Required work » Return the data exactly, with all pictures removed.

Data »
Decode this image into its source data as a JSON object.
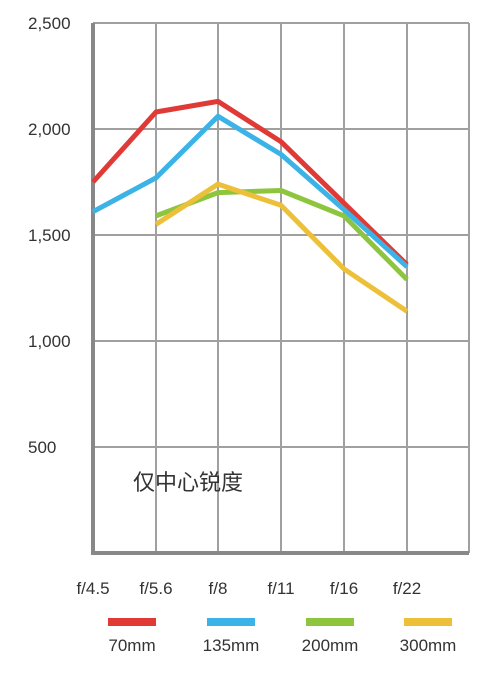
{
  "chart_data": {
    "type": "line",
    "categories": [
      "f/4.5",
      "f/5.6",
      "f/8",
      "f/11",
      "f/16",
      "f/22"
    ],
    "y_ticks": [
      "2,500",
      "2,000",
      "1,500",
      "1,000",
      "500"
    ],
    "ylim": [
      0,
      2500
    ],
    "grid": true,
    "legend_position": "bottom",
    "annotation": "仅中心锐度",
    "series": [
      {
        "name": "70mm",
        "color": "#e03a36",
        "values": [
          1750,
          2080,
          2130,
          1940,
          1650,
          1360
        ]
      },
      {
        "name": "135mm",
        "color": "#3bb3e6",
        "values": [
          1610,
          1770,
          2060,
          1880,
          1620,
          1350
        ]
      },
      {
        "name": "200mm",
        "color": "#8ec53f",
        "values": [
          null,
          1590,
          1700,
          1710,
          1590,
          1290
        ]
      },
      {
        "name": "300mm",
        "color": "#edc03a",
        "values": [
          null,
          1550,
          1740,
          1640,
          1340,
          1140
        ]
      }
    ]
  }
}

Correct result »
Decode this image into its source data as a JSON object.
{
  "chart_data": {
    "type": "line",
    "categories": [
      "f/4.5",
      "f/5.6",
      "f/8",
      "f/11",
      "f/16",
      "f/22"
    ],
    "y_ticks": [
      "2,500",
      "2,000",
      "1,500",
      "1,000",
      "500"
    ],
    "ylim": [
      0,
      2500
    ],
    "grid": true,
    "legend_position": "bottom",
    "annotation": "仅中心锐度",
    "series": [
      {
        "name": "70mm",
        "color": "#e03a36",
        "values": [
          1750,
          2080,
          2130,
          1940,
          1650,
          1360
        ]
      },
      {
        "name": "135mm",
        "color": "#3bb3e6",
        "values": [
          1610,
          1770,
          2060,
          1880,
          1620,
          1350
        ]
      },
      {
        "name": "200mm",
        "color": "#8ec53f",
        "values": [
          null,
          1590,
          1700,
          1710,
          1590,
          1290
        ]
      },
      {
        "name": "300mm",
        "color": "#edc03a",
        "values": [
          null,
          1550,
          1740,
          1640,
          1340,
          1140
        ]
      }
    ]
  }
}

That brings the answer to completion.